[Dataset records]
|---|

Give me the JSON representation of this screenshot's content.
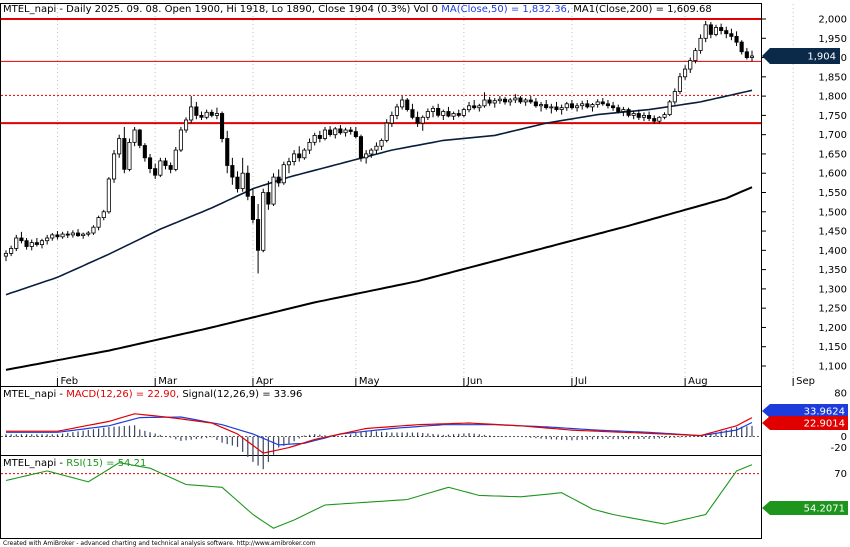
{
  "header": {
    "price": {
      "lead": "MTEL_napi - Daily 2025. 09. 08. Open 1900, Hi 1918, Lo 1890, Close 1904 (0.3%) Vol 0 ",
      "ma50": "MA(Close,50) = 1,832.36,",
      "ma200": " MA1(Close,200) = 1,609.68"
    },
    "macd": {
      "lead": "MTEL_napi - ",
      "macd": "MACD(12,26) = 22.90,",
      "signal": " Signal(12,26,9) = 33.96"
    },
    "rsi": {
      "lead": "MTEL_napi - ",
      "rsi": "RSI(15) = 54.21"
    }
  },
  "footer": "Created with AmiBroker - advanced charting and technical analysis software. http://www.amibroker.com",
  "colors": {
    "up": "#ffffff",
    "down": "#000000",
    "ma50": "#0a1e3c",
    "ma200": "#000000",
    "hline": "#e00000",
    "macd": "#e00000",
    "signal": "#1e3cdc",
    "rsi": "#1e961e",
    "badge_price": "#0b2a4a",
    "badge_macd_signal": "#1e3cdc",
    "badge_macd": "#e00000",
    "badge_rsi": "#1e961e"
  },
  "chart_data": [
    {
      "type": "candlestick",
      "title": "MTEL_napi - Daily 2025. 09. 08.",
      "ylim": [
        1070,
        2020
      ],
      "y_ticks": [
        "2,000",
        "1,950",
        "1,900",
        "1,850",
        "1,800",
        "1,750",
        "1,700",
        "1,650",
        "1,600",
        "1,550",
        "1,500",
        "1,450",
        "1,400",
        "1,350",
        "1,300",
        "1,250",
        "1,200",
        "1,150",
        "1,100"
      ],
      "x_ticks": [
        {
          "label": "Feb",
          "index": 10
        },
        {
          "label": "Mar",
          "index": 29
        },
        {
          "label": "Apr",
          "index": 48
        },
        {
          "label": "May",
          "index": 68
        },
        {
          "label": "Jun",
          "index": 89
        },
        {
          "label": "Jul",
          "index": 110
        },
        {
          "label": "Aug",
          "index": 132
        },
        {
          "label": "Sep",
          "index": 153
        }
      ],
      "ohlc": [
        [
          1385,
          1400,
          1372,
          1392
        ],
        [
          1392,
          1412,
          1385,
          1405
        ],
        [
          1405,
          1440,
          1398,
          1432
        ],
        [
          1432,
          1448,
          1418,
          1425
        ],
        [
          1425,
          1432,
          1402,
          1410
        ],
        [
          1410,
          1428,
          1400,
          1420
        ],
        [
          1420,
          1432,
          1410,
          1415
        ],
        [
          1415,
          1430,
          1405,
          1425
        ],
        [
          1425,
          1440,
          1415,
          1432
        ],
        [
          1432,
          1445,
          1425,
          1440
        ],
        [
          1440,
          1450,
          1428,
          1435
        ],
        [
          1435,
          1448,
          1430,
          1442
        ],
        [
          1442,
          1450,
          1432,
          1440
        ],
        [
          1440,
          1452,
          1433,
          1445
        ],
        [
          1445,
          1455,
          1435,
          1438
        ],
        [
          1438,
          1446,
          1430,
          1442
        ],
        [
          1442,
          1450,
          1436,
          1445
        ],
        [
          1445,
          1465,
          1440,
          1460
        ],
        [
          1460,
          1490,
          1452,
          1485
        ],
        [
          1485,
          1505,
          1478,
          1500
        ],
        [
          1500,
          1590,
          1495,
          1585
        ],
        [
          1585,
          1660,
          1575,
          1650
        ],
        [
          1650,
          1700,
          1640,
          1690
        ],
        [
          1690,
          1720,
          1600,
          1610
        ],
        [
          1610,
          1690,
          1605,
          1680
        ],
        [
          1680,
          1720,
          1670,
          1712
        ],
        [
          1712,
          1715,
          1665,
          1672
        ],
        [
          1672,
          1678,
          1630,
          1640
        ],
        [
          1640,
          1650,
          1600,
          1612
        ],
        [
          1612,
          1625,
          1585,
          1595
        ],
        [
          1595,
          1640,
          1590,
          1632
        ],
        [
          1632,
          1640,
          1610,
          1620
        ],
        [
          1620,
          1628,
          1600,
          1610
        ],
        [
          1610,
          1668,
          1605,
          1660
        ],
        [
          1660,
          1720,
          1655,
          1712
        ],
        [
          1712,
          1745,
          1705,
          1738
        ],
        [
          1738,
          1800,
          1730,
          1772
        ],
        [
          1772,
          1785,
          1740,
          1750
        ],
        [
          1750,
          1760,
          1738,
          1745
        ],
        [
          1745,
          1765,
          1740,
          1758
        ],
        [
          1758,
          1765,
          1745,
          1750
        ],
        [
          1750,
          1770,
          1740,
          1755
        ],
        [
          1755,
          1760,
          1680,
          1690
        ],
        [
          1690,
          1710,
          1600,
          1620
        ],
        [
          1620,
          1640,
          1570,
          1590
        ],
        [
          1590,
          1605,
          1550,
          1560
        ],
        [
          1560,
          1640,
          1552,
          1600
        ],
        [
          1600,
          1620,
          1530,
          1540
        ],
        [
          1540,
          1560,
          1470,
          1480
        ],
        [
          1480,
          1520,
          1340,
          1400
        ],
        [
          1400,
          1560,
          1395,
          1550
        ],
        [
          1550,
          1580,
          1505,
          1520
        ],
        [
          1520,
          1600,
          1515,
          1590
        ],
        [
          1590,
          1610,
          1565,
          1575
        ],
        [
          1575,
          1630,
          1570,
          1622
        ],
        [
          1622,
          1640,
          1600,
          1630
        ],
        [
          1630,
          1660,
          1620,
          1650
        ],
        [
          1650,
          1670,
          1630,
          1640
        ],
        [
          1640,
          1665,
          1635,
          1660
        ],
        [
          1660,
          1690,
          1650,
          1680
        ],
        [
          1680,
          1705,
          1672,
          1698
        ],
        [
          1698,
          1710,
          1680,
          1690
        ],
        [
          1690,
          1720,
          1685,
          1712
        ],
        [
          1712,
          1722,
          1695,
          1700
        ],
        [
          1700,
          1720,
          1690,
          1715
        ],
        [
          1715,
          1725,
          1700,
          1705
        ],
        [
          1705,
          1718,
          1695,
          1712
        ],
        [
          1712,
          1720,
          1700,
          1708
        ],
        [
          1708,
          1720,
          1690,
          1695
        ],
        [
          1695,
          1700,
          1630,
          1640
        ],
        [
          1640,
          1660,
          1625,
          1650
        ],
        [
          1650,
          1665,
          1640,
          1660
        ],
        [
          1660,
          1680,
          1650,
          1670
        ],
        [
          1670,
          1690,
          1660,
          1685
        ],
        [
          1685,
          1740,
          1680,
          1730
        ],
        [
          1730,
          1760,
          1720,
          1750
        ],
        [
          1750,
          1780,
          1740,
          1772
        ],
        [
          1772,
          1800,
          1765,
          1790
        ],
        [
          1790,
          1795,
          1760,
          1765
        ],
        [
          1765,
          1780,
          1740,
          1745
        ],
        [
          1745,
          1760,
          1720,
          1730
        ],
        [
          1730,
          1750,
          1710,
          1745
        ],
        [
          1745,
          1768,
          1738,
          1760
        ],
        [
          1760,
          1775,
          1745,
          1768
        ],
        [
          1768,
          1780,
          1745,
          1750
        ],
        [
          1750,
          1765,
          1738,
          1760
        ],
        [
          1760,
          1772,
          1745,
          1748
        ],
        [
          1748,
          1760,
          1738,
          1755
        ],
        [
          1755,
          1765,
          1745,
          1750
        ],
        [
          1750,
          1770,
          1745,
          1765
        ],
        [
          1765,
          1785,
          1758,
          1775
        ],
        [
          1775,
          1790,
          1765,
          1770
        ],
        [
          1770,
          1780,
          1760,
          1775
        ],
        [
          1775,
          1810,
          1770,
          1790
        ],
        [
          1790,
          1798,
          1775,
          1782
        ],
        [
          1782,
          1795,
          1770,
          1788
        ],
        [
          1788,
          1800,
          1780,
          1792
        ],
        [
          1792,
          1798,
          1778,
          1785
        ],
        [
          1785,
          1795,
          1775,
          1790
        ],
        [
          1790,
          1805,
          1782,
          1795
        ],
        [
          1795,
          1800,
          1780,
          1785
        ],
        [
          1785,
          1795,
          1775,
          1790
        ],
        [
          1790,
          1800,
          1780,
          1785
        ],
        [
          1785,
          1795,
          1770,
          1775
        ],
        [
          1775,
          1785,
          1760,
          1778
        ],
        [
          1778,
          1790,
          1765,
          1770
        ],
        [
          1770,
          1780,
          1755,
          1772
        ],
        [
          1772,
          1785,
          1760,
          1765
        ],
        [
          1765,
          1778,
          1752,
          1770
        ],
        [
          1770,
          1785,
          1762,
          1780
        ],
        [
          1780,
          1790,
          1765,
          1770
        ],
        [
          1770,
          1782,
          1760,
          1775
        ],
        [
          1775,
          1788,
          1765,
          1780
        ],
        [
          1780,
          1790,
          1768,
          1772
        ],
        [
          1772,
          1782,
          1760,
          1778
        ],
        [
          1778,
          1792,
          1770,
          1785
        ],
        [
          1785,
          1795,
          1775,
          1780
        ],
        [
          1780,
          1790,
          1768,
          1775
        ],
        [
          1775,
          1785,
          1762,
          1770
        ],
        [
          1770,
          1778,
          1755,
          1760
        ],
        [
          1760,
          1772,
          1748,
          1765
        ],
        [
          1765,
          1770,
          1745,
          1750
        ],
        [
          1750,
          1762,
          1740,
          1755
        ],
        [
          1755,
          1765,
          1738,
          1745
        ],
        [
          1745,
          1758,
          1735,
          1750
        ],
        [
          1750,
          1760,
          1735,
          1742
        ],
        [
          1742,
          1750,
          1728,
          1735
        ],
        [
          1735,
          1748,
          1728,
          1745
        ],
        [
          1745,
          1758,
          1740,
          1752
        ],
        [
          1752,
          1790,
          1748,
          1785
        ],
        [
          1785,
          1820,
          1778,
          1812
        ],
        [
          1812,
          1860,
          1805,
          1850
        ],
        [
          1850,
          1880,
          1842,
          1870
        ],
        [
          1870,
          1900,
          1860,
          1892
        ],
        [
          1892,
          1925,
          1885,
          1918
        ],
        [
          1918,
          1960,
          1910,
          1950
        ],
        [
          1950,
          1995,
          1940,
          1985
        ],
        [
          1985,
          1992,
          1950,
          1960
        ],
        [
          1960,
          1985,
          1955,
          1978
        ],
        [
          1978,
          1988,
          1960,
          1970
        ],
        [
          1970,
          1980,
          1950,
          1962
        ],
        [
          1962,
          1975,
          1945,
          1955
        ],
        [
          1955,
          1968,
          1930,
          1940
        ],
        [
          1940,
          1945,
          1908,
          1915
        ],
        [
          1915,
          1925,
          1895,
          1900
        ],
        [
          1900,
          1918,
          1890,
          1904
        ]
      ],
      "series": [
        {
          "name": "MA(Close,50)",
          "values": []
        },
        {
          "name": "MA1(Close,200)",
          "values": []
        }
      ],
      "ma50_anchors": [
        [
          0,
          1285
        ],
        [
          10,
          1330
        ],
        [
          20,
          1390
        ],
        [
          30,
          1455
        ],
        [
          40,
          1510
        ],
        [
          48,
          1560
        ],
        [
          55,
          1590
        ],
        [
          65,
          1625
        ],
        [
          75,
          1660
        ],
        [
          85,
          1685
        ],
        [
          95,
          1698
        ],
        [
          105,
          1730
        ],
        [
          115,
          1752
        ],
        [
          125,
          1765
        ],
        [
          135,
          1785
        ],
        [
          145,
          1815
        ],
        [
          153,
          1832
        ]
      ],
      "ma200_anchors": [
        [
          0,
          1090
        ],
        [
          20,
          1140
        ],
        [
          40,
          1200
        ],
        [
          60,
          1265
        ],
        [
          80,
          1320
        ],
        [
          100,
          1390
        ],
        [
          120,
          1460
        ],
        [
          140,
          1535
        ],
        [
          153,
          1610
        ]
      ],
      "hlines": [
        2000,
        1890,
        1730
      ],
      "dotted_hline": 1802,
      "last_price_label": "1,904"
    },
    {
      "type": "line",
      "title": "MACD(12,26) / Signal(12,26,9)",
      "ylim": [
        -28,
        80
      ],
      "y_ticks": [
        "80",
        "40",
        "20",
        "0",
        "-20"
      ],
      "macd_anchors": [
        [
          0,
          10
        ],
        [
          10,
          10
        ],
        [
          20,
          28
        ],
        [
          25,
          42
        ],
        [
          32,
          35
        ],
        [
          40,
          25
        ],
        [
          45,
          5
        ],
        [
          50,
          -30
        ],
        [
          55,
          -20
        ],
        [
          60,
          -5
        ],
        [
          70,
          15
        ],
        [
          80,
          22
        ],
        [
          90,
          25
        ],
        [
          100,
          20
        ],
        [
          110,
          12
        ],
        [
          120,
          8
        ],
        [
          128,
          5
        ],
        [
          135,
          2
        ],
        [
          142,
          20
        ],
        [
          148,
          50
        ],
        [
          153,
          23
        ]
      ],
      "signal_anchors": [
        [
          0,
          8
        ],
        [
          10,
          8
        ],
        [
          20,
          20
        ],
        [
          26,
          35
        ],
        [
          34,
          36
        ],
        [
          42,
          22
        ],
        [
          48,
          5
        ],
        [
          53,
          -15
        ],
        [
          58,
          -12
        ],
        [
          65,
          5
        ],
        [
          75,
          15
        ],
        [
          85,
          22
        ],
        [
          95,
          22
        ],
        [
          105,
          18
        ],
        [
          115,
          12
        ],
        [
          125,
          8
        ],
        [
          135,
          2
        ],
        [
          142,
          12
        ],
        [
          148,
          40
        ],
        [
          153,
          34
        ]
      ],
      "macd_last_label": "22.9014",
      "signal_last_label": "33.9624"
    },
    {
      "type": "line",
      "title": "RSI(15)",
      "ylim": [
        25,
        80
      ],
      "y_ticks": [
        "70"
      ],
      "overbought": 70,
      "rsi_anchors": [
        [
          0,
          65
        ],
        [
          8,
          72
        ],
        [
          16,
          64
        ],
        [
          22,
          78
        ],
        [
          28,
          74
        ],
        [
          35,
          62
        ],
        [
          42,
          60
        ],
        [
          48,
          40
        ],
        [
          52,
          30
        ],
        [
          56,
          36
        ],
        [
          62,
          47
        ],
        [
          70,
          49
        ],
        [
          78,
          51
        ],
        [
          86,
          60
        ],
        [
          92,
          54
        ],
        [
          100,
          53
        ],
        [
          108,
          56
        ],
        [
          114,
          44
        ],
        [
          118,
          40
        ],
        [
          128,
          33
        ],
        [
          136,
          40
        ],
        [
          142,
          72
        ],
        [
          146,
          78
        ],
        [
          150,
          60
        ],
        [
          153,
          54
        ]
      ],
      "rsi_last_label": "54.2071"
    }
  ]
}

|---|

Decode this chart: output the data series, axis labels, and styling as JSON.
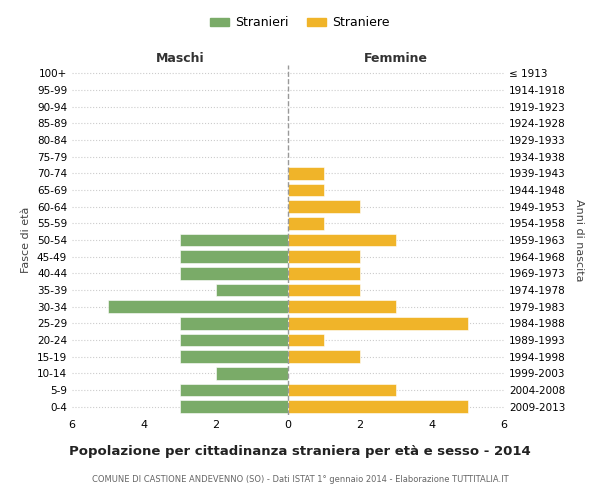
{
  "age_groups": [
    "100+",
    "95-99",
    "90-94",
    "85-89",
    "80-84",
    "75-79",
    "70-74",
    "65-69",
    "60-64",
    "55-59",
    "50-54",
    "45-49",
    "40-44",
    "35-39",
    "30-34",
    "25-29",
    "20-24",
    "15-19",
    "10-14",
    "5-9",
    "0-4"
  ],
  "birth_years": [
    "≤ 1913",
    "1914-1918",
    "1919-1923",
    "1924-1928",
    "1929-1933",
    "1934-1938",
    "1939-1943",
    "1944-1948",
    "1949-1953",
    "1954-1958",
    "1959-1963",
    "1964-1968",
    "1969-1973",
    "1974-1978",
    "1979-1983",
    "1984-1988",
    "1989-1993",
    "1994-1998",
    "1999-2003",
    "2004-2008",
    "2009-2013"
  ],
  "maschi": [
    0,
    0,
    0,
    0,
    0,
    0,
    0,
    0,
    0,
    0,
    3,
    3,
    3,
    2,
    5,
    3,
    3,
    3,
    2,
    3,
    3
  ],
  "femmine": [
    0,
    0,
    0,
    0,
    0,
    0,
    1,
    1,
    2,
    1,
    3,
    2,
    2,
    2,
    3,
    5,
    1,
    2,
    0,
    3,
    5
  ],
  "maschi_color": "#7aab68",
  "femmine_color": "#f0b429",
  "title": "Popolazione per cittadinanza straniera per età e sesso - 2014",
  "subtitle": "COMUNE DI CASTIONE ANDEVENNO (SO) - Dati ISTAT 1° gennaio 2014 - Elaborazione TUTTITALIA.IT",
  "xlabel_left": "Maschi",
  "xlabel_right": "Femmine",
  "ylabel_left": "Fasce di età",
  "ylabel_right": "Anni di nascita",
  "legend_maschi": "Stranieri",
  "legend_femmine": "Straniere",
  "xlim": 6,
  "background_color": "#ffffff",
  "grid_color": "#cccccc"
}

|---|

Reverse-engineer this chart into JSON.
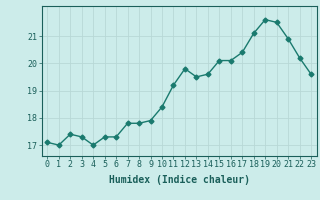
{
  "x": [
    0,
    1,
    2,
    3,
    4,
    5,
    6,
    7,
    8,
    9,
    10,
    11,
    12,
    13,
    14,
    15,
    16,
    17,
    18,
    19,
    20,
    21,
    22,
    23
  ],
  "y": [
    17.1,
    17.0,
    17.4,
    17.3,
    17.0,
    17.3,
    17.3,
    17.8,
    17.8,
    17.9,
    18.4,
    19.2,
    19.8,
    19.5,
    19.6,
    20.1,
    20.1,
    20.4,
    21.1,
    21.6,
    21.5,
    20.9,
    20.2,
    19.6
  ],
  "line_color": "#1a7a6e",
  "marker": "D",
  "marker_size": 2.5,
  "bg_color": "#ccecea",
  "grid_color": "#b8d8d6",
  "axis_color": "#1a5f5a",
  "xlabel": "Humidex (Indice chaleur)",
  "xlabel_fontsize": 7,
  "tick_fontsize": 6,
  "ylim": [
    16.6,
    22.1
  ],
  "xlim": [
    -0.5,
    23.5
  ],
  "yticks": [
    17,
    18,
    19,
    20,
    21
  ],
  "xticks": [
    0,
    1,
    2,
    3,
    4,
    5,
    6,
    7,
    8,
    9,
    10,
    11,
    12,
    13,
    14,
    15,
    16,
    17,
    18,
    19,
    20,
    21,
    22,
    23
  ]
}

|---|

» **What needs to be done**:
From the data above, gather every line that includes the word "series".

» **Solution to this problem**:
      "series": [
Decode this chart: output the data series, axis labels, and styling as JSON.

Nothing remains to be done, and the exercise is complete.